-- start SOURCE RECORDS --

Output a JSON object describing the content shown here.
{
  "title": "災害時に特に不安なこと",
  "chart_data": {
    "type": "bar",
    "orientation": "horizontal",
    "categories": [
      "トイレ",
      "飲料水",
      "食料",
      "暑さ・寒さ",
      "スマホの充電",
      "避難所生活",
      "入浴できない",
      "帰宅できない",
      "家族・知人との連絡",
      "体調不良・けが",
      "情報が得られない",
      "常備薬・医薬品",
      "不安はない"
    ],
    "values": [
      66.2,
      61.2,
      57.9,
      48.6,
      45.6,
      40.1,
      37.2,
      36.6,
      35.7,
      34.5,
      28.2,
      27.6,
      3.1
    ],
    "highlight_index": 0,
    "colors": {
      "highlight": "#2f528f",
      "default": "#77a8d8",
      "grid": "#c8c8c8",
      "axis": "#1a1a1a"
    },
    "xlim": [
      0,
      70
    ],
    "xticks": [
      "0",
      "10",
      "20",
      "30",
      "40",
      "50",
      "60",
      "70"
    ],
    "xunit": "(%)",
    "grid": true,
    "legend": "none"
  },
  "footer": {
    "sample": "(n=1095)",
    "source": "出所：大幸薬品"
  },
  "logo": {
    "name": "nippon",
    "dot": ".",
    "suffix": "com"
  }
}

-- end SOURCE RECORDS --
-- start SOURCE RECORDS --

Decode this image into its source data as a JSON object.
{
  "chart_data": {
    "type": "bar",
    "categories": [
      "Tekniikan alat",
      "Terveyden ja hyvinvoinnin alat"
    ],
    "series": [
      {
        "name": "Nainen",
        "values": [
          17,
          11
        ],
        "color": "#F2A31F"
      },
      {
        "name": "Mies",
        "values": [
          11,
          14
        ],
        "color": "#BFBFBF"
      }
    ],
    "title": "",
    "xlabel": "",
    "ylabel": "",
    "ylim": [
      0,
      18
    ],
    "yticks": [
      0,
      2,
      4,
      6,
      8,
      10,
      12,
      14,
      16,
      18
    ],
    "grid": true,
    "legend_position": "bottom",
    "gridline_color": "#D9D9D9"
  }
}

-- end SOURCE RECORDS --

Search the data above for lines holding "JSON" and copy each of them.

Output a JSON object describing the content shown here.
Decode this image into its source data as a JSON object.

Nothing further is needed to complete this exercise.